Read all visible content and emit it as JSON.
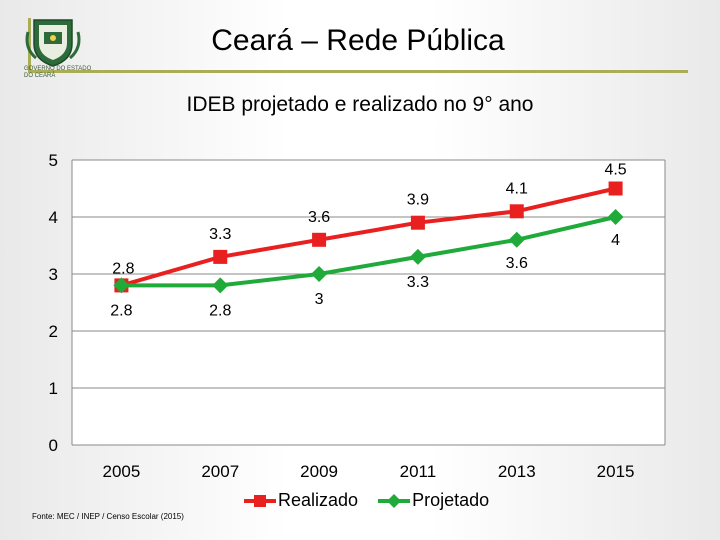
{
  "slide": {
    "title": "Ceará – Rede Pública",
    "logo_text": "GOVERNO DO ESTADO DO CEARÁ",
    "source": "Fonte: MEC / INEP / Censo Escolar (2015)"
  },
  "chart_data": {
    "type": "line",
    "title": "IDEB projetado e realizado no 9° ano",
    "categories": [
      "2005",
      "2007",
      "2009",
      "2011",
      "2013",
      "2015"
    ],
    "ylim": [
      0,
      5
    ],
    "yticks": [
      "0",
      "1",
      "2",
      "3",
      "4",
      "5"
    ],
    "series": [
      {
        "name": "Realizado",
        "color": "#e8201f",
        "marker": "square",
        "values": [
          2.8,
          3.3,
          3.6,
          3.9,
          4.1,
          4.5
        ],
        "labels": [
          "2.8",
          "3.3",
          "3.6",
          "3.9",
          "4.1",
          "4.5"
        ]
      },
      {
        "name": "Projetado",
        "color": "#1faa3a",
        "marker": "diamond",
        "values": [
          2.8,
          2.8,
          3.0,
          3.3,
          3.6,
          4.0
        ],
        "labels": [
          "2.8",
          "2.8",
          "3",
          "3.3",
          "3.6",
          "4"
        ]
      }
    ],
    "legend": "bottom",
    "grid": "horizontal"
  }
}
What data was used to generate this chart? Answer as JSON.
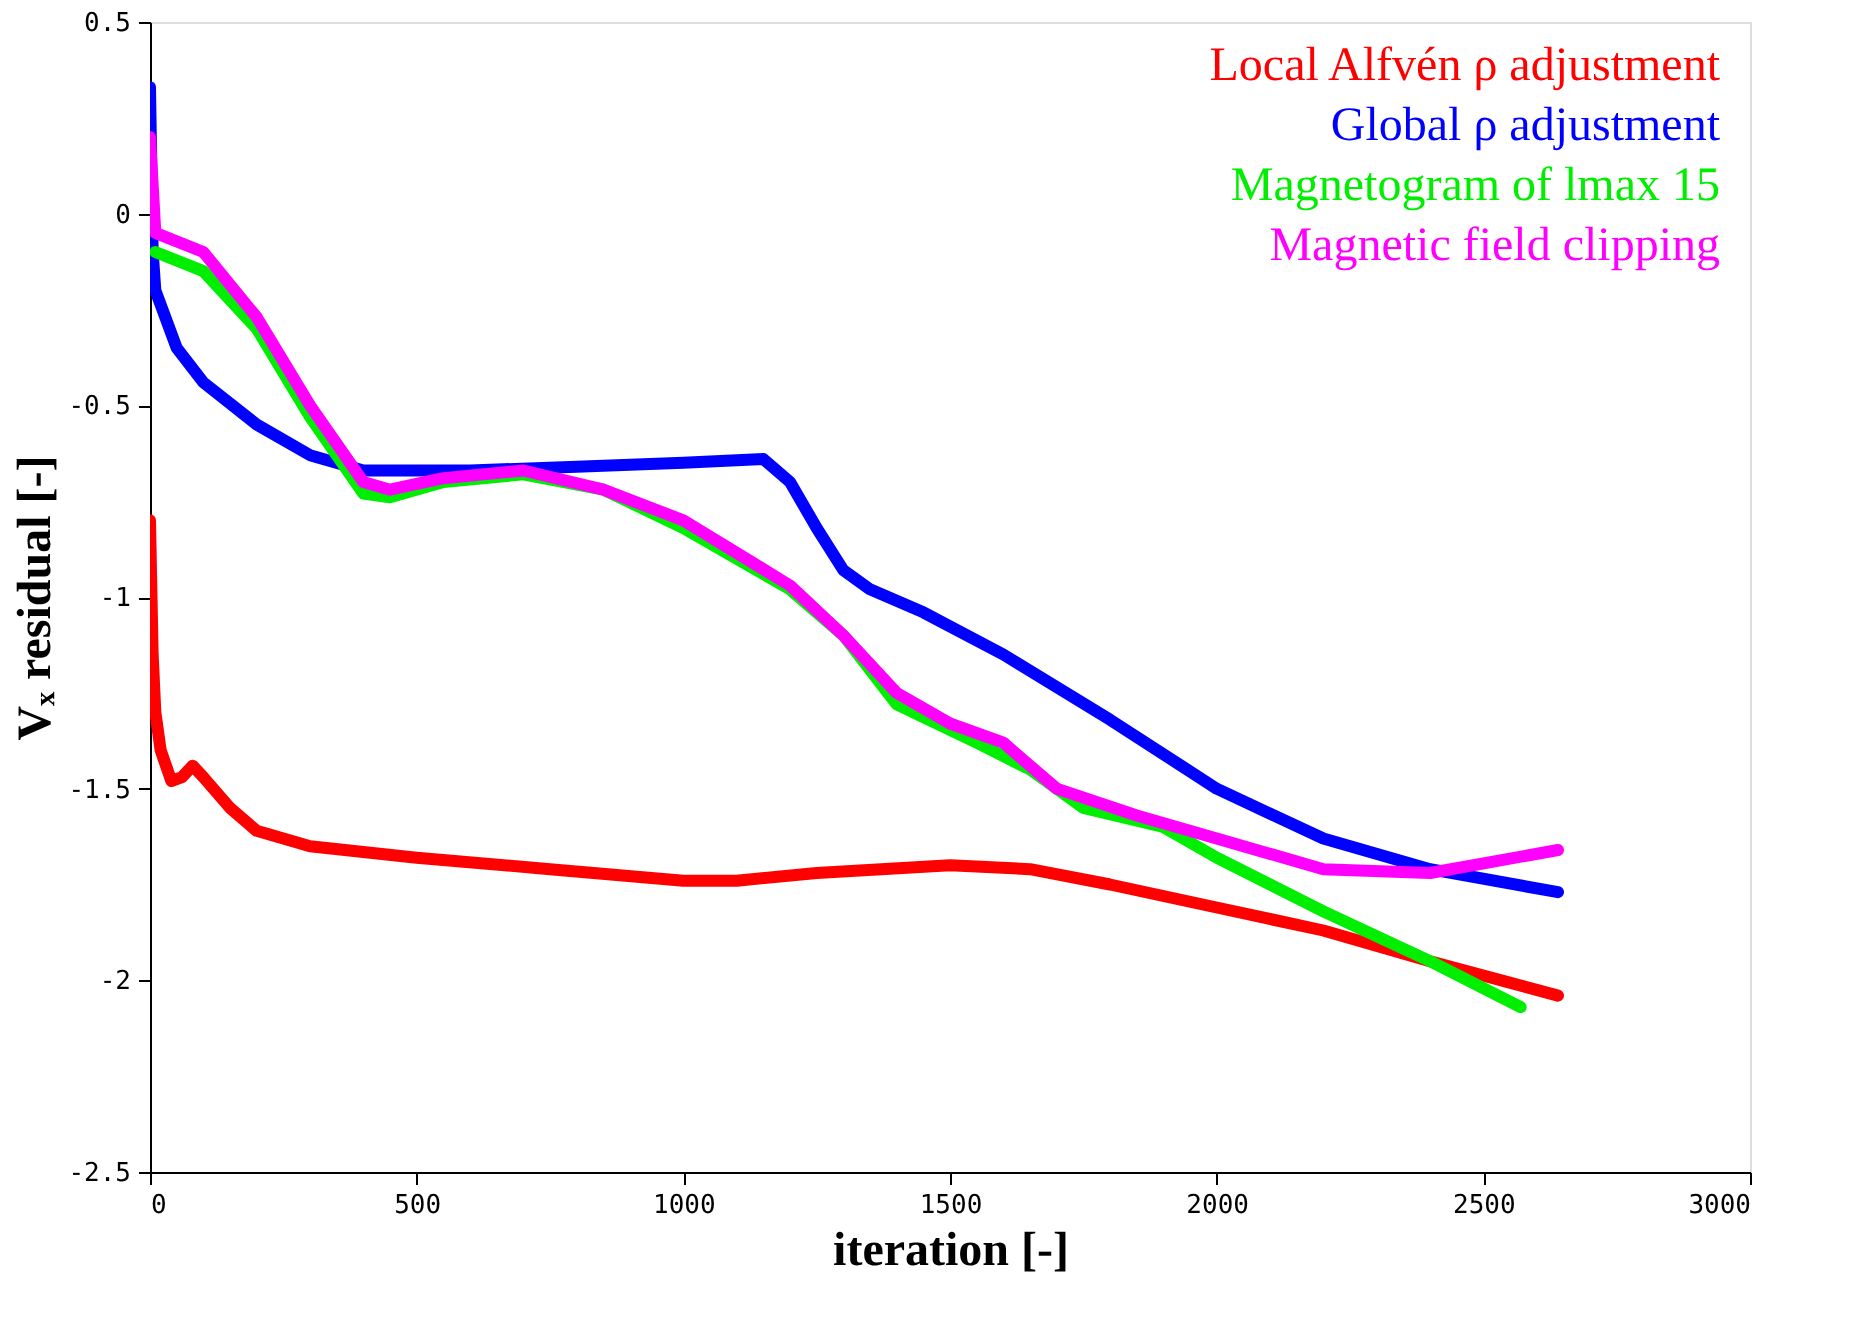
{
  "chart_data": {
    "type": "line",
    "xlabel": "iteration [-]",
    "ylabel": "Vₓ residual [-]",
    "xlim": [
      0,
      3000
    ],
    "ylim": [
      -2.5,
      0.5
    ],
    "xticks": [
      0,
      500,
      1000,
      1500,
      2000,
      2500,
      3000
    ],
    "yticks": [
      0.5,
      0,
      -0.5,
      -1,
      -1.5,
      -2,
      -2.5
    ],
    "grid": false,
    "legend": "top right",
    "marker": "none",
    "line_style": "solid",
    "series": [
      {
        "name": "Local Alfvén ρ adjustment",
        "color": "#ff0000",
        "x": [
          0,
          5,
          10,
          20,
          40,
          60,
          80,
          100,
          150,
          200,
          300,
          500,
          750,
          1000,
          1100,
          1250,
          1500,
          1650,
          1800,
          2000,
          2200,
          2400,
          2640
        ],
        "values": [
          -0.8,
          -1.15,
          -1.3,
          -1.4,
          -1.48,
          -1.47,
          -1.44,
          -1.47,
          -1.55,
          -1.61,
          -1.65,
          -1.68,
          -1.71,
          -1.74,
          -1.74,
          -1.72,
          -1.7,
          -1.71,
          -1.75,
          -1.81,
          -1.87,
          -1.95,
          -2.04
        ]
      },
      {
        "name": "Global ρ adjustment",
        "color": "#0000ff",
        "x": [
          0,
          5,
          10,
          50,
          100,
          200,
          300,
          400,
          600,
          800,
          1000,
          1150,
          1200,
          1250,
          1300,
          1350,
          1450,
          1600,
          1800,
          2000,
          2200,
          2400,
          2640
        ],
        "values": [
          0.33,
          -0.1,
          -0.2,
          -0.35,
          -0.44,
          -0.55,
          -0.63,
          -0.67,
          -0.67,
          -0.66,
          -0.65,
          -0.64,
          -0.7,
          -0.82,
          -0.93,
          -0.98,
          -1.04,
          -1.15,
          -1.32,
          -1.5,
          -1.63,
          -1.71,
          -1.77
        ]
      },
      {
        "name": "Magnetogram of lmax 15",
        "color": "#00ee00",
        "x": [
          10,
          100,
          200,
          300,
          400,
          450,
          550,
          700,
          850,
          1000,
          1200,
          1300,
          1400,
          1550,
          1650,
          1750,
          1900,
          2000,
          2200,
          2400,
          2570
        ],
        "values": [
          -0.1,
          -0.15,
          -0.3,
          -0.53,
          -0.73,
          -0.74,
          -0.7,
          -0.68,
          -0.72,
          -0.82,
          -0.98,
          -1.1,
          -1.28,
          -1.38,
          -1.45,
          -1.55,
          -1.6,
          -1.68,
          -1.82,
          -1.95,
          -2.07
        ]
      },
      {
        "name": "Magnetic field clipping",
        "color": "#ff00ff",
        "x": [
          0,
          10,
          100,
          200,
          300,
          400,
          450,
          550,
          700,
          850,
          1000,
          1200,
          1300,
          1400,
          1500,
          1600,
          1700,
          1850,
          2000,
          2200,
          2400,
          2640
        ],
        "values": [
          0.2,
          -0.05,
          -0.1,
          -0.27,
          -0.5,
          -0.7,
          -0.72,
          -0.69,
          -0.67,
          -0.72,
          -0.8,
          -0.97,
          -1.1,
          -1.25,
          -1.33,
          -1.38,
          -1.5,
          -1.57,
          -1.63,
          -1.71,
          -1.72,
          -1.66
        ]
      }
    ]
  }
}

__Stated problem__
Above are the records. Identify each line that contains the word "JSON".

__The response__
Read all visible content and emit it as JSON.
What data was used to generate this chart? Answer as JSON.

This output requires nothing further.